Work required: Each line below that holds the string "Pulmonary" counts once; report the total and nothing else.

Task material:
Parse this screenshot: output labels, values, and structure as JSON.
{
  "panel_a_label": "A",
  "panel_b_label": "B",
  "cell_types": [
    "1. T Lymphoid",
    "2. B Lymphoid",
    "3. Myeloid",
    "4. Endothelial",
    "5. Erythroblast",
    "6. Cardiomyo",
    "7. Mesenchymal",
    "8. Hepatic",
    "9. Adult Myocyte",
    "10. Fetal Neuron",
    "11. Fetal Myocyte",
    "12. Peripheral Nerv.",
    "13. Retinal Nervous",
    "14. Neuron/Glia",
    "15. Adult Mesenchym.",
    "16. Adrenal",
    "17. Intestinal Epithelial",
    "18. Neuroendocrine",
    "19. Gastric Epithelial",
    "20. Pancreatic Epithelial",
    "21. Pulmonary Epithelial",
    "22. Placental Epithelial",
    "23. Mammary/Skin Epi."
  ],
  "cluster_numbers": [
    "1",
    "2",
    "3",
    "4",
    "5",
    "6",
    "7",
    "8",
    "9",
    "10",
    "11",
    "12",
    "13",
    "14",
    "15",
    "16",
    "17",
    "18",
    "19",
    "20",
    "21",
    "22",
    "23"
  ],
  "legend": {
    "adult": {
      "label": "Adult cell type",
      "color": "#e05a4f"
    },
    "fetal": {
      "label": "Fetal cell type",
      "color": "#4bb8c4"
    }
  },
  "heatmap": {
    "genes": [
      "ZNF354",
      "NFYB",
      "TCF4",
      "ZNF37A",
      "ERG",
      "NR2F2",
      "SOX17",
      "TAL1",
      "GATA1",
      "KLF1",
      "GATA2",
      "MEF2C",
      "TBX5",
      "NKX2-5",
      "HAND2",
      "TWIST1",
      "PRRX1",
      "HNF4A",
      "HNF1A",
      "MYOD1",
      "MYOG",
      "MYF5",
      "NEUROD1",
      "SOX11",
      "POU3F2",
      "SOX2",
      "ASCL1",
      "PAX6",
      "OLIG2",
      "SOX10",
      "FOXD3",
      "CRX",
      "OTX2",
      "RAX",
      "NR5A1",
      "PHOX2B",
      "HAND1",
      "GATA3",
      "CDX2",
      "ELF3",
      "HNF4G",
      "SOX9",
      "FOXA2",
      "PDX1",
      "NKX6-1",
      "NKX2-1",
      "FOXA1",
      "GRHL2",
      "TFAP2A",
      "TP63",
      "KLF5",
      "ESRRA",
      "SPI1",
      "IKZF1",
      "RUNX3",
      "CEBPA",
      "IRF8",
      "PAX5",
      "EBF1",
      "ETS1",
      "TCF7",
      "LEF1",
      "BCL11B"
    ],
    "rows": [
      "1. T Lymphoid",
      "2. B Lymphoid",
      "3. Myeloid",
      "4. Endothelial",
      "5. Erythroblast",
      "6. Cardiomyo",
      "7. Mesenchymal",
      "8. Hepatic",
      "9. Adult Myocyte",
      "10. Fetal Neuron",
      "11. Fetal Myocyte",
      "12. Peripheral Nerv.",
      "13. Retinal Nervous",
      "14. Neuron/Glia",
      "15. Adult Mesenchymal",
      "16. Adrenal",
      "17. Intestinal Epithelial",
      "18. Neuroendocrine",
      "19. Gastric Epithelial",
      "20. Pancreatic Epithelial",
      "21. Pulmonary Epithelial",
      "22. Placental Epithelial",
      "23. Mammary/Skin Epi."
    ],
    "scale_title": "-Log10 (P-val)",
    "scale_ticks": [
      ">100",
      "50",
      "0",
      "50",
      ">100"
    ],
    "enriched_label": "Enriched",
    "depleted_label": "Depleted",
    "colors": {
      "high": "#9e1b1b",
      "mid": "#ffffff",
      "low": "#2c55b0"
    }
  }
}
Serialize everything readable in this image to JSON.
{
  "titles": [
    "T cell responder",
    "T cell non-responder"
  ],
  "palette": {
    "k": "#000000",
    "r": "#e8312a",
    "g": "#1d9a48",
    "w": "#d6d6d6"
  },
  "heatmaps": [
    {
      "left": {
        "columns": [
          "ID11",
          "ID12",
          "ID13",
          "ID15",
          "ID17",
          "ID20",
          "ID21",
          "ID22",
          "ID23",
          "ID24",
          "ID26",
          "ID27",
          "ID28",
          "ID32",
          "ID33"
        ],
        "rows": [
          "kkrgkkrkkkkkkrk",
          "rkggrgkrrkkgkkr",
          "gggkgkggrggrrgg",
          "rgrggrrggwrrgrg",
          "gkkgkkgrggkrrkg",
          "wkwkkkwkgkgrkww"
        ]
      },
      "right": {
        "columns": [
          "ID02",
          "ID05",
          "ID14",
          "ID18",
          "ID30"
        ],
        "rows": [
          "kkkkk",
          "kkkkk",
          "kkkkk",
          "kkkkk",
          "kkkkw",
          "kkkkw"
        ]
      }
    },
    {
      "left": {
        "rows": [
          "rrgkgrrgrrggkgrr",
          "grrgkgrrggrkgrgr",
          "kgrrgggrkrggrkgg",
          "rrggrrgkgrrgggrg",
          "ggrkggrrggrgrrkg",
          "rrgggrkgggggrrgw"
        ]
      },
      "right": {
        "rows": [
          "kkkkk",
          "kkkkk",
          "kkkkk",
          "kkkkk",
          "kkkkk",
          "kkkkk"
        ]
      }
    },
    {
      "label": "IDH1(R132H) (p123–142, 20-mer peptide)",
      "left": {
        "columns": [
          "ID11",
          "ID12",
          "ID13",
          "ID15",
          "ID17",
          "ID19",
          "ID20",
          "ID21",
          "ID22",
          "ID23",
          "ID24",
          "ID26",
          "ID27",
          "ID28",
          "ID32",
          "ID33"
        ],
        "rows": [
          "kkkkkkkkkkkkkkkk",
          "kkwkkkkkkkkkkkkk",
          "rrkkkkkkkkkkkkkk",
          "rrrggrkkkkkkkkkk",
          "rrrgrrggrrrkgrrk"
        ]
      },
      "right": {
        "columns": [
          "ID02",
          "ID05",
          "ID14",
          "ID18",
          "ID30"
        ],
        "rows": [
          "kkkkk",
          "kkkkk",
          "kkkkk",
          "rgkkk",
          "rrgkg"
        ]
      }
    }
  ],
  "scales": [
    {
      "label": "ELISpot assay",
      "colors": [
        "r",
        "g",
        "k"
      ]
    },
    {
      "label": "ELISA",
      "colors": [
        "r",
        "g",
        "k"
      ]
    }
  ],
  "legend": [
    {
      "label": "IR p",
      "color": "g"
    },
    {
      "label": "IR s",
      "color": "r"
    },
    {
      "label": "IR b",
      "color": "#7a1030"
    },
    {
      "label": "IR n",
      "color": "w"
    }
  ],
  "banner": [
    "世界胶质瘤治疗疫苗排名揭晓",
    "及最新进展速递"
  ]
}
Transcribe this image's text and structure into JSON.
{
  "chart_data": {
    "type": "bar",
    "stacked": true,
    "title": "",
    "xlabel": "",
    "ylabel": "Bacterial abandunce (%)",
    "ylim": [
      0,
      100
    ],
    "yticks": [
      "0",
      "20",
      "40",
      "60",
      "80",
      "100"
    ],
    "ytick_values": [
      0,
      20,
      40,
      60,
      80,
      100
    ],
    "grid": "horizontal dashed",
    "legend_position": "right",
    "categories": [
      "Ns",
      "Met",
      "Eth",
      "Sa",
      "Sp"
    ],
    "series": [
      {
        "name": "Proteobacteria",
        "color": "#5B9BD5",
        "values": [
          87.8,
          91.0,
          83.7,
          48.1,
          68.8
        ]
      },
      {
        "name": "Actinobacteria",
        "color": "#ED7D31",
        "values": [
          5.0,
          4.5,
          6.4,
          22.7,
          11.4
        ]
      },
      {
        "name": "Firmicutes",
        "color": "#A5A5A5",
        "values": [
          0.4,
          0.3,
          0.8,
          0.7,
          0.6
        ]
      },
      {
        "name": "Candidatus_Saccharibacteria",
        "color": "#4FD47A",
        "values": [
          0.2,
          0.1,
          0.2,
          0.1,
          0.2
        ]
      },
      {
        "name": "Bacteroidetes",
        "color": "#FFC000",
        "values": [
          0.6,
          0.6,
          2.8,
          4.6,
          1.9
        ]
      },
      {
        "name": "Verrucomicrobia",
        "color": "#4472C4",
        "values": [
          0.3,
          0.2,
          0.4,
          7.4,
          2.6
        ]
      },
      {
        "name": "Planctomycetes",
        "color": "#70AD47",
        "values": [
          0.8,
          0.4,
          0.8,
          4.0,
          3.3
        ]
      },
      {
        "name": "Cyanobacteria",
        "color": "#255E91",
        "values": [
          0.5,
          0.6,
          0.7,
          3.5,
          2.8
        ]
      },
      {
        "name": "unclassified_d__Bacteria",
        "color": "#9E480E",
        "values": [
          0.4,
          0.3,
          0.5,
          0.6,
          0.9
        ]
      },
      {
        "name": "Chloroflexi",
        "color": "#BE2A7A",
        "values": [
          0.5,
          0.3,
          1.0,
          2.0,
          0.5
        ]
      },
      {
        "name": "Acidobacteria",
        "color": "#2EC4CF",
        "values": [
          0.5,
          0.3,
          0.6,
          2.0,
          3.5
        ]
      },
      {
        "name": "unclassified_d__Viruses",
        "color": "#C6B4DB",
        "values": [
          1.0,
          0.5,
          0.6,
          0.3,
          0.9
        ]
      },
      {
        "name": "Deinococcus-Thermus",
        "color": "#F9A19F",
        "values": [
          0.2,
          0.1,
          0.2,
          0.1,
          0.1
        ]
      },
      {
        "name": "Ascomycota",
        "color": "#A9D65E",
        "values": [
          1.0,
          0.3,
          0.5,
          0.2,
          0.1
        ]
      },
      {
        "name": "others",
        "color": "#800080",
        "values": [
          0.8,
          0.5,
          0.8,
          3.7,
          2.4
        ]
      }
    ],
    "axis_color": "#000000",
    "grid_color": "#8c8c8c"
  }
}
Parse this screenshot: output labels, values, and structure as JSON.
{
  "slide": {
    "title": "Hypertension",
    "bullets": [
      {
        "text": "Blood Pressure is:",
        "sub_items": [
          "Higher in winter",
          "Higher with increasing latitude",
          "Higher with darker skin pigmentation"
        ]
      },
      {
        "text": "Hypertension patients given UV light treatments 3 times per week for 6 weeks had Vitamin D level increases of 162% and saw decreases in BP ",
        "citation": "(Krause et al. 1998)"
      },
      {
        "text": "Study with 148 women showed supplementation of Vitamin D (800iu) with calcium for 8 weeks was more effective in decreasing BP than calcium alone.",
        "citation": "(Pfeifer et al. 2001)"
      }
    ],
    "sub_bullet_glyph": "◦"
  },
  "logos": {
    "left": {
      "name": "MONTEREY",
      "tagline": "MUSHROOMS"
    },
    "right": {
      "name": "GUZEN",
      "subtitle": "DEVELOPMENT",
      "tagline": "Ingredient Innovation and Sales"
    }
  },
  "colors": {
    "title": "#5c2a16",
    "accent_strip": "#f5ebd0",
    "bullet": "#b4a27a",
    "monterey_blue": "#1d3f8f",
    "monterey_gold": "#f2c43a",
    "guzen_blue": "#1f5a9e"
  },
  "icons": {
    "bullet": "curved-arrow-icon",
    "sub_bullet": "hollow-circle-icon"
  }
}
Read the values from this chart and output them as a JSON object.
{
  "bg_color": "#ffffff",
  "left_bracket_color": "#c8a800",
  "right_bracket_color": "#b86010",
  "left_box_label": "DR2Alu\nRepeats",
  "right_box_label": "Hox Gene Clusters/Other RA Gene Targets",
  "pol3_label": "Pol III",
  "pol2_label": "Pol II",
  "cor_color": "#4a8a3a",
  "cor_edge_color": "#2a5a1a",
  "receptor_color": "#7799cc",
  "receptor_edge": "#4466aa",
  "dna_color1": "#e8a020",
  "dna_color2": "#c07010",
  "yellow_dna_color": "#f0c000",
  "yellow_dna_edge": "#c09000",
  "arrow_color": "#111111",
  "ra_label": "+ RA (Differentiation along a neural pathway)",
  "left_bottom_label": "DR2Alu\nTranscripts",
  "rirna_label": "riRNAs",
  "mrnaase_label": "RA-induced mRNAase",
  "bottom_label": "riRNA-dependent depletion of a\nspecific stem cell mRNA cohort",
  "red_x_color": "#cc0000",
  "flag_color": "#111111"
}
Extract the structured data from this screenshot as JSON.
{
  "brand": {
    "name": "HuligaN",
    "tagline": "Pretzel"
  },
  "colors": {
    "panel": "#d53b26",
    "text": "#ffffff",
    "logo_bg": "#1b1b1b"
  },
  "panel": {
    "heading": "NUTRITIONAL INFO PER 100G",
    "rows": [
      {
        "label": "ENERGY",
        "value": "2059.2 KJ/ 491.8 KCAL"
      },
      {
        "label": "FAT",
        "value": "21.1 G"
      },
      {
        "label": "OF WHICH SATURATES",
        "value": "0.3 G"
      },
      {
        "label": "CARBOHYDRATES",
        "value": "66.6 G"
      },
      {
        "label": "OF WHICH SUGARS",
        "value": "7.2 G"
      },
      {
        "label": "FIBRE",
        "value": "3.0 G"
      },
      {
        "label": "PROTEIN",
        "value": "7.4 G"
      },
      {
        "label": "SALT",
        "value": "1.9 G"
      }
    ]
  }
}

Result for this task: 2